## 作業指示
- 1) シバオ君の文章のうち、「本当は食用禁止なのだが、ケー」から「大にしか成長しないとの説明。」までの部分を一字一句変えずに書き写してください。
- 2) シバオ君の文章で「直径35cm 重量4.5kgの豆とは何のマメか?」と考える箇所に名前が出てくる野菜や果物を、すべて挙げてください。

年金生活者のシバオ君 2

ベント

シバオ君は家族みんなに愛されてスクスクと育っていった。庭に投げられたボールを一目散に得意げに拾って来たり、放課後は年長組と追いかけっこをしたり、自由時間は芝生に寝ころんで日向ぼっこをしたり、本当に幸せそうだった。毎朝のウオーキングにもかかさず連れて行ってもらっていた。チェーンの音がするだけでウオーキングに行くと気づき、よろこんでクルクルとその場で踊った

本当は食用禁止なのだが、ケーキが大好物であり家族の誕生日を始めるとケーキの臭いに気づき、興奮して家中を走り回った。おすわりをし続けてどうしても欲しがるので、スズメの涙をあげた。それでも大喜びだった。「ケーキをあげると代謝出来ずに死んでしまうよ」と長男がさかんに注意していた。このように家族の愛情につつまれて育って行ったシバオ君であるが、シバオ君もまた家族に癒しをあたえ、時には生きていく元気もくれた。

悲劇に起こった。ある時を境に魔法をかけられたように、シバオ君の成長がピタッと止まってしもうた。それからは大きくも小さくもならない。あれには、びっくりした。体重4.5kg 身長35cmから大きくならない。あわてて病院を受診すると、「マメシバ」という種類なのだという。大きくなってもマメ粒大にしか成長しないとの説明。

直径35cm 重量4.5kgの豆とは何のマメか?インゲンのマメはそんなに大きくない。スイカはマメか。かぼちゃもマメだったか? シバオ君は人がよすぎて用心棒にはならなかった。不審人物が侵入して来ても、遊んでくれると思い喜んでじゃれついているのだ。全く怖いもの知らずに育ったものである。庭はフェンスで囲まれているから、シバオ君の世界には天敵が存在しないのである。

[データセットの項目]
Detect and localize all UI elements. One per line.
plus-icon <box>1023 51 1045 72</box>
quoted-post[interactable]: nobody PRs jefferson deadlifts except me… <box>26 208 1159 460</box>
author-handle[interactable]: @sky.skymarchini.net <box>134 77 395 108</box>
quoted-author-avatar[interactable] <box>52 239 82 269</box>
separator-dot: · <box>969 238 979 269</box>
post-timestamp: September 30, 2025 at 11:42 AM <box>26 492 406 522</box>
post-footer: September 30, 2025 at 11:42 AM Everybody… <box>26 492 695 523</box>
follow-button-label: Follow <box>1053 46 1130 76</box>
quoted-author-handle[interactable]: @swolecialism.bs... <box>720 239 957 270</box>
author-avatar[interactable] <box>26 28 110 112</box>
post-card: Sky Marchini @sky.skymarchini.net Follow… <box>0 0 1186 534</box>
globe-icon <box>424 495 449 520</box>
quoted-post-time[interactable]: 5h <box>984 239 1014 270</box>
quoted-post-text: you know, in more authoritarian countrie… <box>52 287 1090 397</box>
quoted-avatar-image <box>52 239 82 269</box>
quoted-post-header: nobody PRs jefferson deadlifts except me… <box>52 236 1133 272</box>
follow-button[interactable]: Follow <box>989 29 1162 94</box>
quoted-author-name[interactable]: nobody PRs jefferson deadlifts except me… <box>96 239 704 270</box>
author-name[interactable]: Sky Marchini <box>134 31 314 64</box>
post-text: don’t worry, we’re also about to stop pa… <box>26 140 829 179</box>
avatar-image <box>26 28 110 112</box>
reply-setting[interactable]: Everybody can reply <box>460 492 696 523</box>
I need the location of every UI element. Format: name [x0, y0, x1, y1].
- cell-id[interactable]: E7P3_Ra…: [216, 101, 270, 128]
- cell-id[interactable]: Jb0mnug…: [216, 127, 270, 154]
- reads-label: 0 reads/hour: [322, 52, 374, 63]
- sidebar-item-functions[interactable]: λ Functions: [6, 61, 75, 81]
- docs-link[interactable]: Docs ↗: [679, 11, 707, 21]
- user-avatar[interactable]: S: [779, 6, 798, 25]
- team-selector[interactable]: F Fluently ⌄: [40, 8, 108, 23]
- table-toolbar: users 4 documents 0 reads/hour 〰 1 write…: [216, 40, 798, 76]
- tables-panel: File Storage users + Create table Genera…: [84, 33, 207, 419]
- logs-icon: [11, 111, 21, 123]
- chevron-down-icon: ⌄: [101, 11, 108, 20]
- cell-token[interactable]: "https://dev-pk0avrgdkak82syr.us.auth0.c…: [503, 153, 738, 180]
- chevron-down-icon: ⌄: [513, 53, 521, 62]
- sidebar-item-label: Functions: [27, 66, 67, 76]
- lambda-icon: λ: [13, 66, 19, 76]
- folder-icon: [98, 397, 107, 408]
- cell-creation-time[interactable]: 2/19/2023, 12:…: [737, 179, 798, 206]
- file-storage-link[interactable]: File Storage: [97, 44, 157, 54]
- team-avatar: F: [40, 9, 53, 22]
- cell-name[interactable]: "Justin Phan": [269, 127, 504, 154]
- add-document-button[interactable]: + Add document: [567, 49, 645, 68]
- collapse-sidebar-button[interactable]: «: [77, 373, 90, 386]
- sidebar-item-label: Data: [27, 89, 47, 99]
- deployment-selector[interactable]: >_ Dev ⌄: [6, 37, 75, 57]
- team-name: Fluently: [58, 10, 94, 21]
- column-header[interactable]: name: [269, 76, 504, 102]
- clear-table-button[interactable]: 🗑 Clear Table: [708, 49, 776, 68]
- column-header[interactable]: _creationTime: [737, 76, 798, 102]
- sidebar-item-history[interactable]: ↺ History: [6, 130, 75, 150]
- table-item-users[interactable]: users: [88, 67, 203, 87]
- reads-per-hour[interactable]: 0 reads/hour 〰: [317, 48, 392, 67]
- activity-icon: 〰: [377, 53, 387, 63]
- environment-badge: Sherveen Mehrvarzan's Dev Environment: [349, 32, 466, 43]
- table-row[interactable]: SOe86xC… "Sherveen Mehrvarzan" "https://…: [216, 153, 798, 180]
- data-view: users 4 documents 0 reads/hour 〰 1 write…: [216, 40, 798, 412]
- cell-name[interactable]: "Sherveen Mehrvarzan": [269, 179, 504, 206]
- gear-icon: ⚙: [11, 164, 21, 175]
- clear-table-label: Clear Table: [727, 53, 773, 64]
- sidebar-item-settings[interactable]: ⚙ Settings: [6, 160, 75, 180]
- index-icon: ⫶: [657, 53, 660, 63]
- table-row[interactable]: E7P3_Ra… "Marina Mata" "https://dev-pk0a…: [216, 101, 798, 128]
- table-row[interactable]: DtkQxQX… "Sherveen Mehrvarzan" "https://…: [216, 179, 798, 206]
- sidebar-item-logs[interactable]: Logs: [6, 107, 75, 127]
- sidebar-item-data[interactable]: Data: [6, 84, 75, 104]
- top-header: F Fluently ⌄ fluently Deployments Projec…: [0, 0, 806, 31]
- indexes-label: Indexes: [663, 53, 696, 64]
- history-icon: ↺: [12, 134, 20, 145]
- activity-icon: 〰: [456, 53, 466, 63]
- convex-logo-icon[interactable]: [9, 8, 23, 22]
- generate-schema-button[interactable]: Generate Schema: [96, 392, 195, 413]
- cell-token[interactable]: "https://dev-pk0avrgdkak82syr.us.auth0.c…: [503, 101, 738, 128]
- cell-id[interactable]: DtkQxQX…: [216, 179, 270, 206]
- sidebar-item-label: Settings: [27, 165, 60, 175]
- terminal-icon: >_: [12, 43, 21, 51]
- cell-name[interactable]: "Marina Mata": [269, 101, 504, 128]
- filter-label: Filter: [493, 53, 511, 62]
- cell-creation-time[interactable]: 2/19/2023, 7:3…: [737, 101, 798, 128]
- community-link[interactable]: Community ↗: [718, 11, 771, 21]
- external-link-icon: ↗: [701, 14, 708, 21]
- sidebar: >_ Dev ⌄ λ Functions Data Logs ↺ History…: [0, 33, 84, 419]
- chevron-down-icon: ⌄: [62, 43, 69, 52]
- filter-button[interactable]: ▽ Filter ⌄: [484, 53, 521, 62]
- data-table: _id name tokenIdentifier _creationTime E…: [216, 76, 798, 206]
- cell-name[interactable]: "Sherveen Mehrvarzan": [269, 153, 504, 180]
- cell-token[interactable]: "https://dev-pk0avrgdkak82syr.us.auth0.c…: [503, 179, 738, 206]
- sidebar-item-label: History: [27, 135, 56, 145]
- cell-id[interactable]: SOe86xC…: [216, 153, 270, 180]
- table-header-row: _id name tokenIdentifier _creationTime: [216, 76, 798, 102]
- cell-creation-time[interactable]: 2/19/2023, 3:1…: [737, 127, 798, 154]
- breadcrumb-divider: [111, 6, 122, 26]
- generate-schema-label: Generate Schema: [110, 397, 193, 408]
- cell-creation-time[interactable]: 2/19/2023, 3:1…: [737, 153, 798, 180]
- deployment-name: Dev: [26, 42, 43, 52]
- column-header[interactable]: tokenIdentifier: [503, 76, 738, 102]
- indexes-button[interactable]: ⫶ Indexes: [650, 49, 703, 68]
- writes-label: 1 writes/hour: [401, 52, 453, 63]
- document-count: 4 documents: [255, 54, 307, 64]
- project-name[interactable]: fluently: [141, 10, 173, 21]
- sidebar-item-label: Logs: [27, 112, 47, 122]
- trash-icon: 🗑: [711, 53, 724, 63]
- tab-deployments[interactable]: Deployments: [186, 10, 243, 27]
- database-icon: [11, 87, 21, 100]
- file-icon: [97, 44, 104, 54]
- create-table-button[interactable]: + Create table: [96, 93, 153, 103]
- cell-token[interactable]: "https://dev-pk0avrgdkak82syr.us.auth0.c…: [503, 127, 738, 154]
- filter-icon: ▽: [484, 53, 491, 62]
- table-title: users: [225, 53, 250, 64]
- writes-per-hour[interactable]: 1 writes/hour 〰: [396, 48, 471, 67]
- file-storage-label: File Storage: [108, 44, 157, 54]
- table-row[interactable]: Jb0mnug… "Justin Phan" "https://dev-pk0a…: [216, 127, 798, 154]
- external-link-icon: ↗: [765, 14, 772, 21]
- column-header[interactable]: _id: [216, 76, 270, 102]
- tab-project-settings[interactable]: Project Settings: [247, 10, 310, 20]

## 解答一覧
- 1)
本当は食用禁止なのだが、ケーキが大好物であり家族の誕生日を始めるとケーキの臭いに気づき、興奮して家中を走り回った。おすわりをし続けてどうしても欲しがるので、スズメの涙をあげた。それでも大喜びだった。「ケーキをあげると代謝出来ずに死んでしまうよ」と長男がさかんに注意していた。このように家族の愛情につつまれて育って行ったシバオ君であるが、シバオ君もまた家族に癒しをあたえ、時には生きていく元気もくれた。

悲劇に起こった。ある時を境に魔法をかけられたように、シバオ君の成長がピタッと止まってしもうた。それからは大きくも小さくもならない。あれには、びっくりした。体重4.5kg 身長35cmから大きくならない。あわてて病院を受診すると、「マメシバ」という種類なのだという。大きくなってもマメ粒大にしか成長しないとの説明。

- 2) インゲン、スイカ、かぼちゃ